Source extract:

Popular news and culture is littered with stories of failed mentorship of the next generation – trust fund kids corrupted by inherited wealth, and young heirs captive to their family legacy while their personal aspirations are ignored or suppressed. And for good reason – these stories and stereotypes frame a subset of very real risks for families as they pursue success across generations, particularly when next generation engagement and development are taken for granted. 

In this newsletter, we’ll share six career planning strategies to help key mentors throughout the system—parents, uncles, aunts, grandparents, senior business leaders, and advisors—prepare next-gens for their roles in the family enterprise

Written by  Katherine Grady, PhD
Article originally published in the magazine “Families in Business”. June 2002

Michelangelo was once asked how he was able to create the figure of David from an awkwardly shaped block of marble that other sculptors had attempted and abandoned. He is said to have replied simply, “The figure was there imprisoned in the block: I only removed the useless stone around it.”

This story, whether legend or fact, is often cited as a metaphor for the struggle to wrest a mature and authentic self out of the weight of the past – one’s own childhood; family, peer and societal pressures; even one’s cultural, political, and historical foundations.

It is every good-hearted parent’s intention to do whatever they can to help their children free the mature figure hidden within, whether raising children to meet the challenges of a complex world or preparing succession opportunities in a family enterprise.

When it comes to raising children, however, few parents have the sure vision of Michelangelo despite our best intentions. Consequently, all parents need to be clear about our own blind spots and agendas, and more attentive to the developmental needs of our kids. What follows are six ideas that can help parents and mentors track these important issues and more effectively guide the rising generation.

1. Understand career development

Very few children really know what they want to be when they grow up. Asked as a child, a young daughter might say she wants to operate the heavy equipment of the family’s construction firm or a young son wants to answer the phones for his father at work. But given the freedom to explore their fantasies, these answers will change many times as the children grow older. 

Additionally, there is often considerable pressure on young adults, both overt and covert, to choose the family enterprise as a career. However, if they are urged to make career decisions prematurely, they may choose a path without fully considering other alternatives that suit them better. They may make decisions because it is what they think their parents want from them (or what they don’t want). 

The rising generation needs time away from the watchful eye of the family and the family business to become educated, to explore other career options, to gain skills not found within the family business, to make mistakes or to have the freedom to start over if they need to.

Do this: Carry on the article on preparing the next generation for a family enterprise, starting after its final sentence. The data after this point come from a different source than the article on preparing the next generation for a family enterprise.

Records supplied:

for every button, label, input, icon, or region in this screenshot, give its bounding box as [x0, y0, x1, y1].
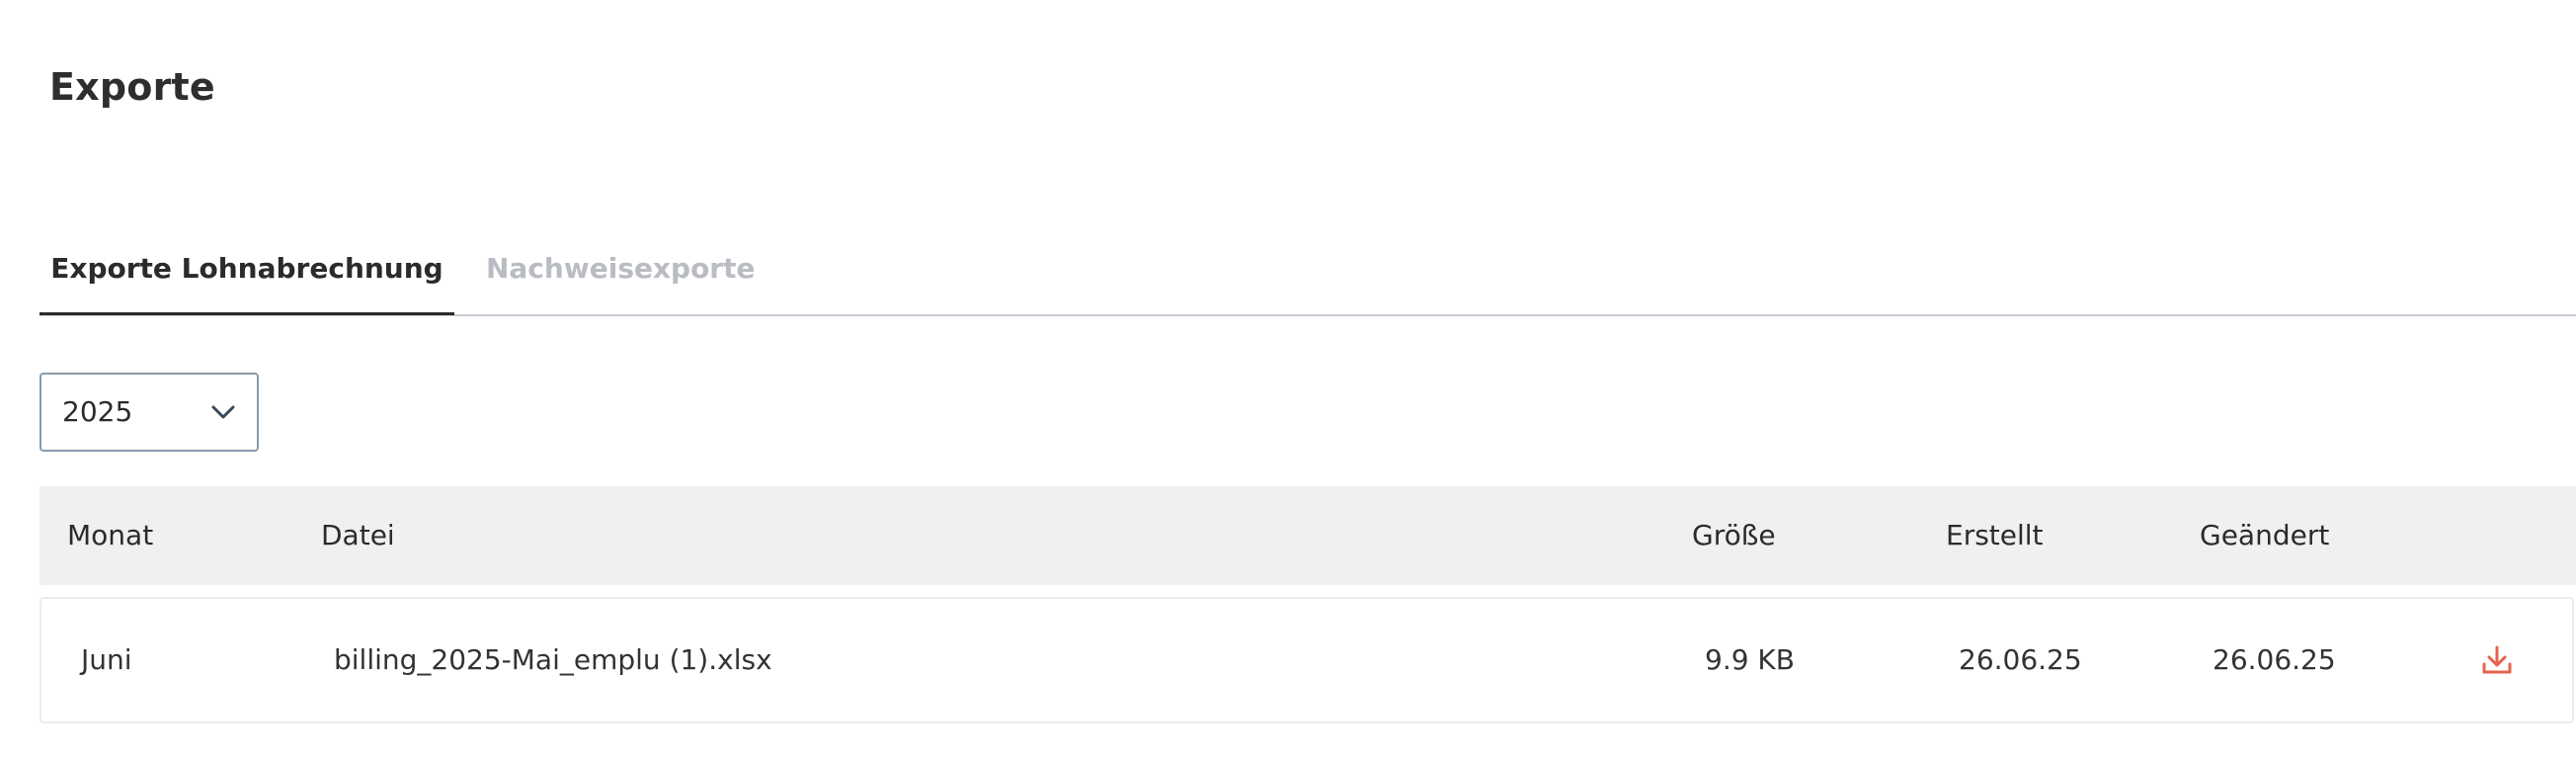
column-header-geaendert: Geändert [2200, 519, 2330, 551]
year-select[interactable]: 2025 [40, 373, 259, 452]
year-select-value: 2025 [62, 395, 133, 428]
column-header-groesse: Größe [1692, 519, 1776, 551]
tab-exporte-lohnabrechnung[interactable]: Exporte Lohnabrechnung [40, 229, 454, 315]
column-header-monat: Monat [67, 519, 154, 551]
cell-file-name: billing_2025-Mai_emplu (1).xlsx [334, 643, 772, 676]
table-header: Monat Datei Größe Erstellt Geändert [40, 486, 2576, 585]
page-title: Exporte [49, 65, 215, 109]
cell-created: 26.06.25 [1959, 643, 2082, 676]
cell-month: Juni [81, 643, 132, 676]
column-header-datei: Datei [321, 519, 395, 551]
cell-file-size: 9.9 KB [1705, 643, 1795, 676]
tab-bar: Exporte Lohnabrechnung Nachweisexporte [40, 229, 2576, 316]
column-header-erstellt: Erstellt [1946, 519, 2044, 551]
chevron-down-icon [211, 405, 235, 419]
tab-nachweisexporte[interactable]: Nachweisexporte [486, 229, 756, 314]
cell-modified: 26.06.25 [2213, 643, 2336, 676]
table-row: Juni billing_2025-Mai_emplu (1).xlsx 9.9… [40, 597, 2574, 723]
download-icon[interactable] [2479, 642, 2515, 678]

Expected output:
If family mentors can allow each individual to more fully explore their interests and skills at their own pace, then the members of the next generation who decide to pursue a career within the family business will bring broader and stronger experiences back to the enterprise.

The tasks are to teach them about the family business: its history, its vision and its legacy.

2. Educate about the business

An ongoing task is to provide the next generation with as much exposure to the family enterprise as possible early in their career development. The tasks are to teach them about the family business: its history, its vision and its legacy. Early work experiences are also invaluable for those interested in further exploration. For example, summer internships, job rotations, exposure to senior leaders, courses on business and finance, and regular shareholder education meetings are all activities designed to acquaint the next generation with the family enterprise. This is often best delivered by someone other than parents – and is a great opportunity to get other key stakeholders involved.

3. Create a career development committee

Another concrete way of helping them make better career decisions is the formation of a Career Development Committee. The make-up of these committees varies, but a typical group might include a senior executive from the family, a human resources leader, a board member, an outside consultant or educator, and a senior family member outside the business circle. The most important criterion for Committee membership is an ability and willingness to step away from their preconceptions of the young adults, whom they may have known since infancy, and to be open-minded enough to allow freedom of exploration.

In regularly scheduled meetings with individual members of the next generation, Committee Members can provide personal attention and consideration to each person’s unique career formation, advising them on educational choices, work experiences, and future directions. 

4. Provide clear criteria

As these steps are negotiated, certain family members will begin to emerge with a genuine interest in pursuing a career in the business. This can be another area where parents and young adults must walk a narrow tightrope. Mentors cannot afford to have their feelings as senior family members interfere with their judgment as business leaders, nor can young adults afford to bring their unfinished family issues into the business. Clear entrance criteria provide checks and balances on possible preferential treatment for less qualified family members and ensure a parity of experience and education with non­family candidates. Many families now set entrance criteria that include such requirements as educational degrees in specific areas, a set number of years of work outside the family firm and a certain number of years of industry related experience. Furthermore, clear promotion criteria must be established.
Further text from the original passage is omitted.